### RAW RECORDS
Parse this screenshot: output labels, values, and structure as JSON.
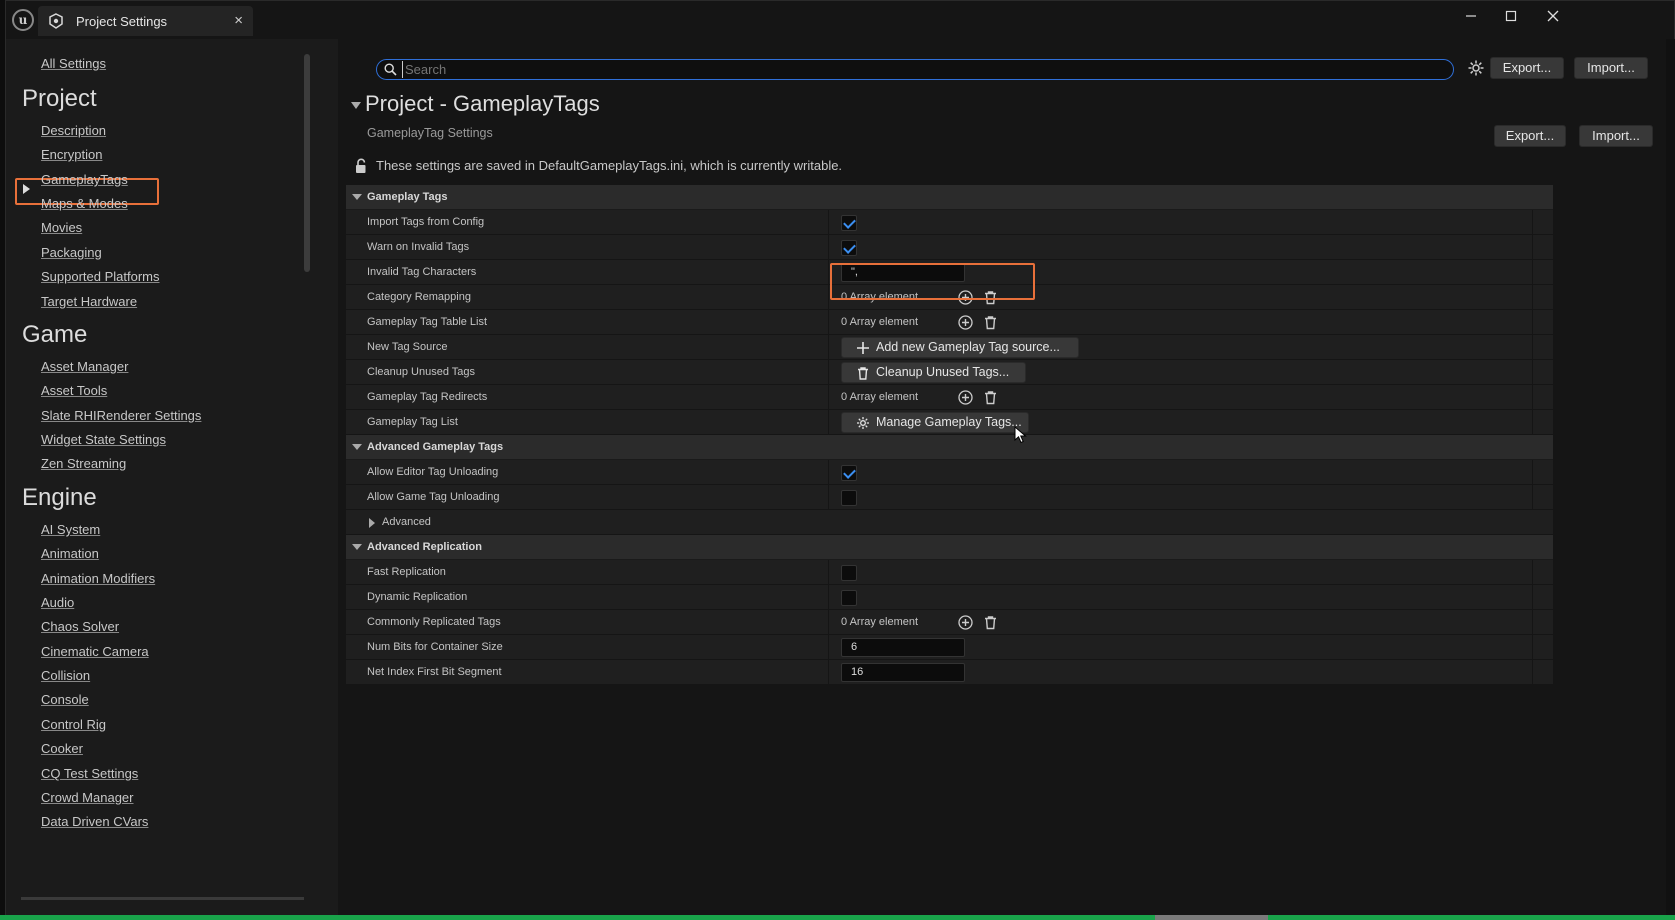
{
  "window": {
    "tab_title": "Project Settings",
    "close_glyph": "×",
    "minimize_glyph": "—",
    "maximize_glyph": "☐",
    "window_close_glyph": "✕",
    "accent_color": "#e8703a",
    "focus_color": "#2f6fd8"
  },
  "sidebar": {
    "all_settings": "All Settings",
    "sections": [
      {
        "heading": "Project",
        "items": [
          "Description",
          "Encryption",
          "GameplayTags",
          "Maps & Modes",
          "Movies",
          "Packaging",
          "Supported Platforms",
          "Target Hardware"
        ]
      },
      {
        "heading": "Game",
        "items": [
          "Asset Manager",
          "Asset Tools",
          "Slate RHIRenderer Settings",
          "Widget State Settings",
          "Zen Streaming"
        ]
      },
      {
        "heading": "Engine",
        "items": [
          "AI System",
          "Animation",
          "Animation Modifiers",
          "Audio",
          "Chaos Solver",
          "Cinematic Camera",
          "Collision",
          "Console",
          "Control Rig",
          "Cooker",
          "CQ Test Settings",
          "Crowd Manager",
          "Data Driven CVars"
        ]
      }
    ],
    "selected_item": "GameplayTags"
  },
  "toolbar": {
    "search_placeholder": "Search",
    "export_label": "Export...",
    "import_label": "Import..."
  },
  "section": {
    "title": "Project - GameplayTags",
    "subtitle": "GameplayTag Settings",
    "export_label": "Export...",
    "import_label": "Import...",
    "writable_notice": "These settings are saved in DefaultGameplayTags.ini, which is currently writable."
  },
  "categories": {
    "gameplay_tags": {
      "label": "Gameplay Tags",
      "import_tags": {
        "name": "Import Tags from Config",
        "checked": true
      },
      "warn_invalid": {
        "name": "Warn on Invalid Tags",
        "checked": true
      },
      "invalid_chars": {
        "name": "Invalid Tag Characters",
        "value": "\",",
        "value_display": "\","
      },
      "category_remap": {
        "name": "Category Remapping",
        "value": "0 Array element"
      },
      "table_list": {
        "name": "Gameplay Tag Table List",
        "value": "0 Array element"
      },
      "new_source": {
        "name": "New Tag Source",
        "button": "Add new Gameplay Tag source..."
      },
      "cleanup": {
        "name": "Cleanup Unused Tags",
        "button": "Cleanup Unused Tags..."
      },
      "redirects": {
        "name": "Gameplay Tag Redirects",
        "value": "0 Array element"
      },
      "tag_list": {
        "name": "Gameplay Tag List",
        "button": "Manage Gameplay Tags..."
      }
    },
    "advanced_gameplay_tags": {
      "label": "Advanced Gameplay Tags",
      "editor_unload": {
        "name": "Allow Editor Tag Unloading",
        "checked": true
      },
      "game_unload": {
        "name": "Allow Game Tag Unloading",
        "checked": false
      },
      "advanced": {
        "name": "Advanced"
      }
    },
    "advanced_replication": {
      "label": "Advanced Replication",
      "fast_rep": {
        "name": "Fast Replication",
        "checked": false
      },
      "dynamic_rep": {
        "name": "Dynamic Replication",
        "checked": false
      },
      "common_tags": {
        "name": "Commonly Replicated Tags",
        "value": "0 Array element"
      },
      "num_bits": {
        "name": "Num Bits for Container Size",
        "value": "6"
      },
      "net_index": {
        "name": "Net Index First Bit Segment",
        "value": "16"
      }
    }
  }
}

---

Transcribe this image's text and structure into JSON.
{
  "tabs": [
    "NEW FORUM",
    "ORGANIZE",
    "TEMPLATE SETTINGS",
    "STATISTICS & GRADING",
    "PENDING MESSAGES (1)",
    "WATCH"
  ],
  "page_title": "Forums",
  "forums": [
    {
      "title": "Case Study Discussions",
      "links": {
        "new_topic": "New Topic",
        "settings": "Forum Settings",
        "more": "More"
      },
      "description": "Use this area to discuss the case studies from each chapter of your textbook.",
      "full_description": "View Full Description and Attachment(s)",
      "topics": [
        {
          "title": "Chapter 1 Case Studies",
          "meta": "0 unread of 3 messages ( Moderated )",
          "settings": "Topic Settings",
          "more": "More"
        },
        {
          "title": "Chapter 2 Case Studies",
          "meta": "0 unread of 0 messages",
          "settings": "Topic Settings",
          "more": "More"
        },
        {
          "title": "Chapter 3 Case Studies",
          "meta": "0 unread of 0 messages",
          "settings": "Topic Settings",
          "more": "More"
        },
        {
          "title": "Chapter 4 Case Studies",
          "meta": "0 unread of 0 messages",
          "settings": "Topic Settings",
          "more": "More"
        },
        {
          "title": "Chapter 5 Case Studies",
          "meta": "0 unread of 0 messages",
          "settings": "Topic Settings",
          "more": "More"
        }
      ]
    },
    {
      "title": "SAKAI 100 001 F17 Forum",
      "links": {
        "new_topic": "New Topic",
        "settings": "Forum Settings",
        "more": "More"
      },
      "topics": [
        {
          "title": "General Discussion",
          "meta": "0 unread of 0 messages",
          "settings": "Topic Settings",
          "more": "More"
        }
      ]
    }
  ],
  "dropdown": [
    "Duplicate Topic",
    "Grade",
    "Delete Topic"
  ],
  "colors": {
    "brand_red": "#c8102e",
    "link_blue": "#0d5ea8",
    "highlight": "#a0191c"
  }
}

==

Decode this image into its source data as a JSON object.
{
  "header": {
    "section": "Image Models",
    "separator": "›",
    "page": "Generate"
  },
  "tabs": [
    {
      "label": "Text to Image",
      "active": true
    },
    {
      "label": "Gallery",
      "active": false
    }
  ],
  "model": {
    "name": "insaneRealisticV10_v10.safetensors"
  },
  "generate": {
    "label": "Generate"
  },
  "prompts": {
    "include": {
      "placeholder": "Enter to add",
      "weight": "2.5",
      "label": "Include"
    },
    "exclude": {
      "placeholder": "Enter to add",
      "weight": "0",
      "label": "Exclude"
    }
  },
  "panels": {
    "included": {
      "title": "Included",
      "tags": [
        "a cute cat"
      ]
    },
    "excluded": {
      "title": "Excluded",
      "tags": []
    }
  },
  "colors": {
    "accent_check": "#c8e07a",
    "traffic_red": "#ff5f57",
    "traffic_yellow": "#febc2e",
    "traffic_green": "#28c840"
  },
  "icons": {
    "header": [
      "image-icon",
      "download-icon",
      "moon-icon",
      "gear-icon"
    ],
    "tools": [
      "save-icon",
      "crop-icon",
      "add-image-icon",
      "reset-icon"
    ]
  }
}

### THE REQUEST
Every line that holds the string "structure" should be returned.

### CORRECT RESULT
Parse this screenshot: output labels, values, and structure as JSON.
Transcribe this image's text and structure into JSON.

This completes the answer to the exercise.